Excerpts from a figure dataset:
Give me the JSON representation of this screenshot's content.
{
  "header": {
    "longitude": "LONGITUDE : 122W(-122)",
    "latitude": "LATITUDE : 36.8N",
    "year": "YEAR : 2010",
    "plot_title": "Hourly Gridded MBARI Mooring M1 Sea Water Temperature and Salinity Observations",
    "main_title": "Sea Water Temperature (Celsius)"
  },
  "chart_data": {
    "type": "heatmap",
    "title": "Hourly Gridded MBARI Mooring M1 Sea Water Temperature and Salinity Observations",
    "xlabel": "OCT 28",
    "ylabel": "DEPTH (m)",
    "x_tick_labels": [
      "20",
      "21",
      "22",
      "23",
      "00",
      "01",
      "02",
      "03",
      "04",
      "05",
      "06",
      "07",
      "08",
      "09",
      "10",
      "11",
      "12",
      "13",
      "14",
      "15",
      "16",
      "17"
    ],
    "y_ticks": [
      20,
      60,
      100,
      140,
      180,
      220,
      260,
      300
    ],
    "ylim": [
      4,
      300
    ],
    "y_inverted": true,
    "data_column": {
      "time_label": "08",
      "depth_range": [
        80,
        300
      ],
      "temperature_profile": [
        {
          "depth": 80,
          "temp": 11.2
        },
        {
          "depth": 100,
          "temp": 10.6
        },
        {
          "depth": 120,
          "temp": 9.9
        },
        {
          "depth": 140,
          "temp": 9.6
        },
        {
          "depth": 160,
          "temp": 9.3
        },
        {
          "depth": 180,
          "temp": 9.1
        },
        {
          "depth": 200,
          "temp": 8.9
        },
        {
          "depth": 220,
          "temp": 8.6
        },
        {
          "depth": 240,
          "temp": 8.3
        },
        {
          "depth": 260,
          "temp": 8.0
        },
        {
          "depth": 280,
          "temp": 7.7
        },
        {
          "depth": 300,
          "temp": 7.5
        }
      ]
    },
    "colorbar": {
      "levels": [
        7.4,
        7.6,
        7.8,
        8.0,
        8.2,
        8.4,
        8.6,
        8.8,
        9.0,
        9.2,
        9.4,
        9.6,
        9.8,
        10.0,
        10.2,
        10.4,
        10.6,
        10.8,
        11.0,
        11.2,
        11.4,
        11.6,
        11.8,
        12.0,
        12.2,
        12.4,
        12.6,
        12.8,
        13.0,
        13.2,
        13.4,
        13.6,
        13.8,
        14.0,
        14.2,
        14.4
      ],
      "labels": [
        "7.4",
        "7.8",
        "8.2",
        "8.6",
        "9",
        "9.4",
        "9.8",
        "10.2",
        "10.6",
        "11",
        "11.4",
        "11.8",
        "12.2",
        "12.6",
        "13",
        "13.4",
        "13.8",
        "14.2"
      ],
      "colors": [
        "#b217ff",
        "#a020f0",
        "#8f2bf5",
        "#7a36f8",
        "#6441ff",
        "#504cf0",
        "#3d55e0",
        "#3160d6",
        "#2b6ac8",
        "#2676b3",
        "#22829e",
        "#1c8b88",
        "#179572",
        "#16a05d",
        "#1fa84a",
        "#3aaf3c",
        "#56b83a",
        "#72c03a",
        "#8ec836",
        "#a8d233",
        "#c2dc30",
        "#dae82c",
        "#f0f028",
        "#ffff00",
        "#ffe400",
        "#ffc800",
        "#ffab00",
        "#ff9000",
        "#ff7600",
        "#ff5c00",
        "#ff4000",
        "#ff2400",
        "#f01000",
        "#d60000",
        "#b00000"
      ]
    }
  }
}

Problem requirements: Retype the material in full, character for character.

Worked answer:
Give me the JSON representation of this screenshot's content.
{
  "header": {
    "longitude": "LONGITUDE : 122W(-122)",
    "latitude": "LATITUDE : 36.8N",
    "year": "YEAR : 2010",
    "plot_title": "Hourly Gridded MBARI Mooring M1 Sea Water Temperature and Salinity Observations",
    "main_title": "Sea Water Temperature (Celsius)"
  },
  "chart_data": {
    "type": "heatmap",
    "title": "Hourly Gridded MBARI Mooring M1 Sea Water Temperature and Salinity Observations",
    "xlabel": "OCT 28",
    "ylabel": "DEPTH (m)",
    "x_tick_labels": [
      "20",
      "21",
      "22",
      "23",
      "00",
      "01",
      "02",
      "03",
      "04",
      "05",
      "06",
      "07",
      "08",
      "09",
      "10",
      "11",
      "12",
      "13",
      "14",
      "15",
      "16",
      "17"
    ],
    "y_ticks": [
      20,
      60,
      100,
      140,
      180,
      220,
      260,
      300
    ],
    "ylim": [
      4,
      300
    ],
    "y_inverted": true,
    "data_column": {
      "time_label": "08",
      "depth_range": [
        80,
        300
      ],
      "temperature_profile": [
        {
          "depth": 80,
          "temp": 11.2
        },
        {
          "depth": 100,
          "temp": 10.6
        },
        {
          "depth": 120,
          "temp": 9.9
        },
        {
          "depth": 140,
          "temp": 9.6
        },
        {
          "depth": 160,
          "temp": 9.3
        },
        {
          "depth": 180,
          "temp": 9.1
        },
        {
          "depth": 200,
          "temp": 8.9
        },
        {
          "depth": 220,
          "temp": 8.6
        },
        {
          "depth": 240,
          "temp": 8.3
        },
        {
          "depth": 260,
          "temp": 8.0
        },
        {
          "depth": 280,
          "temp": 7.7
        },
        {
          "depth": 300,
          "temp": 7.5
        }
      ]
    },
    "colorbar": {
      "levels": [
        7.4,
        7.6,
        7.8,
        8.0,
        8.2,
        8.4,
        8.6,
        8.8,
        9.0,
        9.2,
        9.4,
        9.6,
        9.8,
        10.0,
        10.2,
        10.4,
        10.6,
        10.8,
        11.0,
        11.2,
        11.4,
        11.6,
        11.8,
        12.0,
        12.2,
        12.4,
        12.6,
        12.8,
        13.0,
        13.2,
        13.4,
        13.6,
        13.8,
        14.0,
        14.2,
        14.4
      ],
      "labels": [
        "7.4",
        "7.8",
        "8.2",
        "8.6",
        "9",
        "9.4",
        "9.8",
        "10.2",
        "10.6",
        "11",
        "11.4",
        "11.8",
        "12.2",
        "12.6",
        "13",
        "13.4",
        "13.8",
        "14.2"
      ],
      "colors": [
        "#b217ff",
        "#a020f0",
        "#8f2bf5",
        "#7a36f8",
        "#6441ff",
        "#504cf0",
        "#3d55e0",
        "#3160d6",
        "#2b6ac8",
        "#2676b3",
        "#22829e",
        "#1c8b88",
        "#179572",
        "#16a05d",
        "#1fa84a",
        "#3aaf3c",
        "#56b83a",
        "#72c03a",
        "#8ec836",
        "#a8d233",
        "#c2dc30",
        "#dae82c",
        "#f0f028",
        "#ffff00",
        "#ffe400",
        "#ffc800",
        "#ffab00",
        "#ff9000",
        "#ff7600",
        "#ff5c00",
        "#ff4000",
        "#ff2400",
        "#f01000",
        "#d60000",
        "#b00000"
      ]
    }
  }
}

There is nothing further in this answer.